Without the pictures, output the records below word for word.

Begin Provided information

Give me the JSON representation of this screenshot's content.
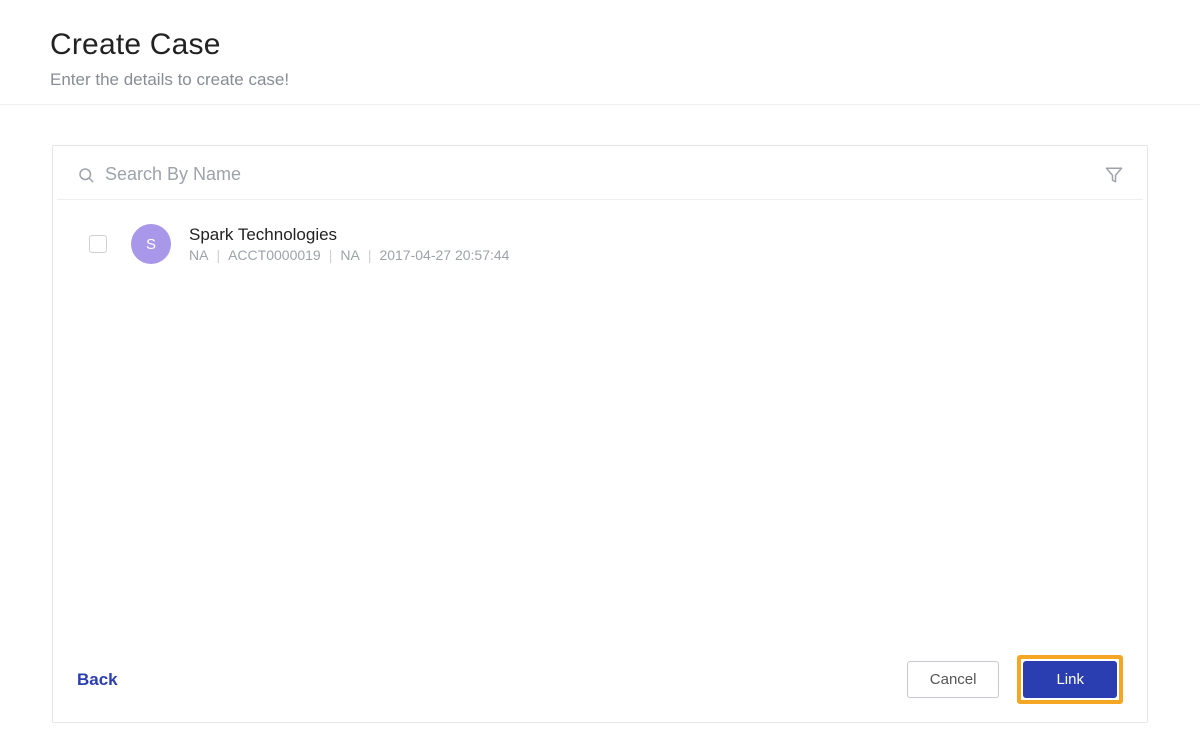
{
  "header": {
    "title": "Create Case",
    "subtitle": "Enter the details to create case!"
  },
  "search": {
    "placeholder": "Search By Name",
    "value": ""
  },
  "list": {
    "items": [
      {
        "avatar_letter": "S",
        "name": "Spark Technologies",
        "meta": [
          "NA",
          "ACCT0000019",
          "NA",
          "2017-04-27 20:57:44"
        ]
      }
    ]
  },
  "footer": {
    "back_label": "Back",
    "cancel_label": "Cancel",
    "link_label": "Link"
  }
}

End Provided information

■ Written response
Give me the JSON representation of this screenshot's content.
{
  "header": {
    "title": "Create Case",
    "subtitle": "Enter the details to create case!"
  },
  "search": {
    "placeholder": "Search By Name",
    "value": ""
  },
  "list": {
    "items": [
      {
        "avatar_letter": "S",
        "name": "Spark Technologies",
        "meta": [
          "NA",
          "ACCT0000019",
          "NA",
          "2017-04-27 20:57:44"
        ]
      }
    ]
  },
  "footer": {
    "back_label": "Back",
    "cancel_label": "Cancel",
    "link_label": "Link"
  }
}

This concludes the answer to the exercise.